→ **Input data**:
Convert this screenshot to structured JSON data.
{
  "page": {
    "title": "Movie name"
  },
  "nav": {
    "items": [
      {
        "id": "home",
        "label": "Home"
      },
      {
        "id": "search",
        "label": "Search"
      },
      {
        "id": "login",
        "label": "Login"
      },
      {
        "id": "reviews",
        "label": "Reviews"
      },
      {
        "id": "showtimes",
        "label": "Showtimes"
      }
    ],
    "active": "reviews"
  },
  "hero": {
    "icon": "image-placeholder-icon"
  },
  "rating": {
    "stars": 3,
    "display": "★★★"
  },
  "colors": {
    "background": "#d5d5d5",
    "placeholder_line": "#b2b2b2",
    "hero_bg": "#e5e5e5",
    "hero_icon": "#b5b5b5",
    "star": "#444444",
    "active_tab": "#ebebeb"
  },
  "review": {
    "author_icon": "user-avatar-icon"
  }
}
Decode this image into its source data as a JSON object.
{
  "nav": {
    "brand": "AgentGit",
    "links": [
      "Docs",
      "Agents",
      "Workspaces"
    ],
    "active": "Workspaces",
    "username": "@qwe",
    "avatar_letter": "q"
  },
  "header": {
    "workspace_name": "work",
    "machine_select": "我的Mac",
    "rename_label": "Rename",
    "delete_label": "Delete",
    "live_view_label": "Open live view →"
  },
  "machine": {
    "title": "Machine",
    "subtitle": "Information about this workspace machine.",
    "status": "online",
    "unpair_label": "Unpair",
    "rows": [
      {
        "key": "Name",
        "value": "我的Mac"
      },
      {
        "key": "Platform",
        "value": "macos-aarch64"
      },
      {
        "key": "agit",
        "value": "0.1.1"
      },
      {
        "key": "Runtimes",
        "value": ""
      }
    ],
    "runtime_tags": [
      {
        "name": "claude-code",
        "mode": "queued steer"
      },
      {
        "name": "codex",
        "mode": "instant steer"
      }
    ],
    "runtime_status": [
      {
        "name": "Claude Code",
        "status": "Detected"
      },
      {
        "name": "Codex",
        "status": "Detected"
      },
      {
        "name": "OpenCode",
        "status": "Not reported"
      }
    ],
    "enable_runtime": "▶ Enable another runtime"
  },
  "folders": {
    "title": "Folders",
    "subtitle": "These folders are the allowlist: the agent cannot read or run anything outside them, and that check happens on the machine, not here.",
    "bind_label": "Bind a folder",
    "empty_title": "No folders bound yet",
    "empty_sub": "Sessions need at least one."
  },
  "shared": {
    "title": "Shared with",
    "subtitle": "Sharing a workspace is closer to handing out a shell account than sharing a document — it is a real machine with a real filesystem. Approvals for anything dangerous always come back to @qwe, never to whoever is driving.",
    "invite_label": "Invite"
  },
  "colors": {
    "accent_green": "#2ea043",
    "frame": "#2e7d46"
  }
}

→ **Challenge**:
Reproduce each entry from the records above, character for character.

→ **Task output**:
Convert this screenshot to structured JSON data.
{
  "page": {
    "title": "Movie name"
  },
  "nav": {
    "items": [
      {
        "id": "home",
        "label": "Home"
      },
      {
        "id": "search",
        "label": "Search"
      },
      {
        "id": "login",
        "label": "Login"
      },
      {
        "id": "reviews",
        "label": "Reviews"
      },
      {
        "id": "showtimes",
        "label": "Showtimes"
      }
    ],
    "active": "reviews"
  },
  "hero": {
    "icon": "image-placeholder-icon"
  },
  "rating": {
    "stars": 3,
    "display": "★★★"
  },
  "colors": {
    "background": "#d5d5d5",
    "placeholder_line": "#b2b2b2",
    "hero_bg": "#e5e5e5",
    "hero_icon": "#b5b5b5",
    "star": "#444444",
    "active_tab": "#ebebeb"
  },
  "review": {
    "author_icon": "user-avatar-icon"
  }
}
Decode this image into its source data as a JSON object.
{
  "nav": {
    "brand": "AgentGit",
    "links": [
      "Docs",
      "Agents",
      "Workspaces"
    ],
    "active": "Workspaces",
    "username": "@qwe",
    "avatar_letter": "q"
  },
  "header": {
    "workspace_name": "work",
    "machine_select": "我的Mac",
    "rename_label": "Rename",
    "delete_label": "Delete",
    "live_view_label": "Open live view →"
  },
  "machine": {
    "title": "Machine",
    "subtitle": "Information about this workspace machine.",
    "status": "online",
    "unpair_label": "Unpair",
    "rows": [
      {
        "key": "Name",
        "value": "我的Mac"
      },
      {
        "key": "Platform",
        "value": "macos-aarch64"
      },
      {
        "key": "agit",
        "value": "0.1.1"
      },
      {
        "key": "Runtimes",
        "value": ""
      }
    ],
    "runtime_tags": [
      {
        "name": "claude-code",
        "mode": "queued steer"
      },
      {
        "name": "codex",
        "mode": "instant steer"
      }
    ],
    "runtime_status": [
      {
        "name": "Claude Code",
        "status": "Detected"
      },
      {
        "name": "Codex",
        "status": "Detected"
      },
      {
        "name": "OpenCode",
        "status": "Not reported"
      }
    ],
    "enable_runtime": "▶ Enable another runtime"
  },
  "folders": {
    "title": "Folders",
    "subtitle": "These folders are the allowlist: the agent cannot read or run anything outside them, and that check happens on the machine, not here.",
    "bind_label": "Bind a folder",
    "empty_title": "No folders bound yet",
    "empty_sub": "Sessions need at least one."
  },
  "shared": {
    "title": "Shared with",
    "subtitle": "Sharing a workspace is closer to handing out a shell account than sharing a document — it is a real machine with a real filesystem. Approvals for anything dangerous always come back to @qwe, never to whoever is driving.",
    "invite_label": "Invite"
  },
  "colors": {
    "accent_green": "#2ea043",
    "frame": "#2e7d46"
  }
}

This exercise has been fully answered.